Dataset rows about figures:
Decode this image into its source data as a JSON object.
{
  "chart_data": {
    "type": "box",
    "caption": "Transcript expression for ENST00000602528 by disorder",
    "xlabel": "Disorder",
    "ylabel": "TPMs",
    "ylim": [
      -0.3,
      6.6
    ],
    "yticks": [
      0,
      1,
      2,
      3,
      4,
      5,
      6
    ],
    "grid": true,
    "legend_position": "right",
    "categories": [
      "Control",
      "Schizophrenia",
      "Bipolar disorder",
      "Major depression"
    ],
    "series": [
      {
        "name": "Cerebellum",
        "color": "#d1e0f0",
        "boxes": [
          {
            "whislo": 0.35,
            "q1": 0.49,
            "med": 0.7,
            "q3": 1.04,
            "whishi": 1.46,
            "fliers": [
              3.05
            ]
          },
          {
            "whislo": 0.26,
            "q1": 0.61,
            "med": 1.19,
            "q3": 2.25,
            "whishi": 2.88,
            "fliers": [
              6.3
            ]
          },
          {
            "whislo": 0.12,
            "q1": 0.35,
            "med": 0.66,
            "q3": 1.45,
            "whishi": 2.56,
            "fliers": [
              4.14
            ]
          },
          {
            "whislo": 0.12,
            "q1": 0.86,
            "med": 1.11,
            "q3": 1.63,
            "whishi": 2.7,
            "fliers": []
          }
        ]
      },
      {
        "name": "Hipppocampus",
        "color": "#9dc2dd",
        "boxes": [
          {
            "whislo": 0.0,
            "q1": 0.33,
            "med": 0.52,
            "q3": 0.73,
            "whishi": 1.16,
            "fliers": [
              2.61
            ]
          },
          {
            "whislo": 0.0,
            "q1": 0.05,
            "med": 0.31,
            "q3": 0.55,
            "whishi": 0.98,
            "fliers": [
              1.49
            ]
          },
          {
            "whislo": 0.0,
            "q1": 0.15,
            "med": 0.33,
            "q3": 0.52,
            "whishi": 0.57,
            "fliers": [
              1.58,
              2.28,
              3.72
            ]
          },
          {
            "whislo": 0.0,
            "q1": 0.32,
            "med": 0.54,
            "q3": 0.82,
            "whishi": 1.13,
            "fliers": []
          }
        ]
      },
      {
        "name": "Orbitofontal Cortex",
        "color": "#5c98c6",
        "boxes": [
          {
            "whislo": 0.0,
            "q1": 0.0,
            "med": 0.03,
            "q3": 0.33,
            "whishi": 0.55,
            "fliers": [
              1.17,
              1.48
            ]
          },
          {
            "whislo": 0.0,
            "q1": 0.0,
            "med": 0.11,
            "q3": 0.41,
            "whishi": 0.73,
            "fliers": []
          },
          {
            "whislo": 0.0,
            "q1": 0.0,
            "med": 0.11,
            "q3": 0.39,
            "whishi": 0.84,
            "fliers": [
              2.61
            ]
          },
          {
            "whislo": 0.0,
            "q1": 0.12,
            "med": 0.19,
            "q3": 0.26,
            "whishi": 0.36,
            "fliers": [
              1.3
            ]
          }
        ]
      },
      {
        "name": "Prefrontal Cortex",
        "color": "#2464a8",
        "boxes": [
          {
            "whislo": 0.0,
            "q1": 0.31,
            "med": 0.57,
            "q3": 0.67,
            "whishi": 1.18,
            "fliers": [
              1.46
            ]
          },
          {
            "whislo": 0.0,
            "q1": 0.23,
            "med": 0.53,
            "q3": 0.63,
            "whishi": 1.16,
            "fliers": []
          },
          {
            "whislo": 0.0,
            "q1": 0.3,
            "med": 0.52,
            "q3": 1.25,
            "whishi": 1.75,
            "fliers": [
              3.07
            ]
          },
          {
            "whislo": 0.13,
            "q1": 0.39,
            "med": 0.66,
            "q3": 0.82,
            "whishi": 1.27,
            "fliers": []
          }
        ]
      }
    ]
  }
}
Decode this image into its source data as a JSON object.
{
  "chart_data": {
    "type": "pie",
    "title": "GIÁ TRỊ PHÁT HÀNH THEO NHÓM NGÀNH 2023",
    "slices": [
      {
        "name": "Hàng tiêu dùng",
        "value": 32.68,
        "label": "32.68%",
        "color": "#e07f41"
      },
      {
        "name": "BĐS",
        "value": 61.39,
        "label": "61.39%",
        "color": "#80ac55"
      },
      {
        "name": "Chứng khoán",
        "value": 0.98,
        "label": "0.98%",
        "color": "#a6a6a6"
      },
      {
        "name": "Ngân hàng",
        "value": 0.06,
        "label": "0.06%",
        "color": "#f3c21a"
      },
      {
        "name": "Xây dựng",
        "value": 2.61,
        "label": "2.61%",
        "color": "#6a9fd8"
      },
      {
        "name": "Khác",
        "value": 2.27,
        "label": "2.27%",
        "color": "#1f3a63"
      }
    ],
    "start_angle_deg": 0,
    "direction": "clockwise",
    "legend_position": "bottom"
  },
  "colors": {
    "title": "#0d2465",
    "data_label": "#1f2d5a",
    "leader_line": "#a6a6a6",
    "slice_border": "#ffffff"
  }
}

### EXERCISE REQUIREMENTS
Look through the listing above. Pick out each line with "title" and copy it.

### ANSWER FOR THE TASK
    "title": "GIÁ TRỊ PHÁT HÀNH THEO NHÓM NGÀNH 2023",
    "title": "#0d2465",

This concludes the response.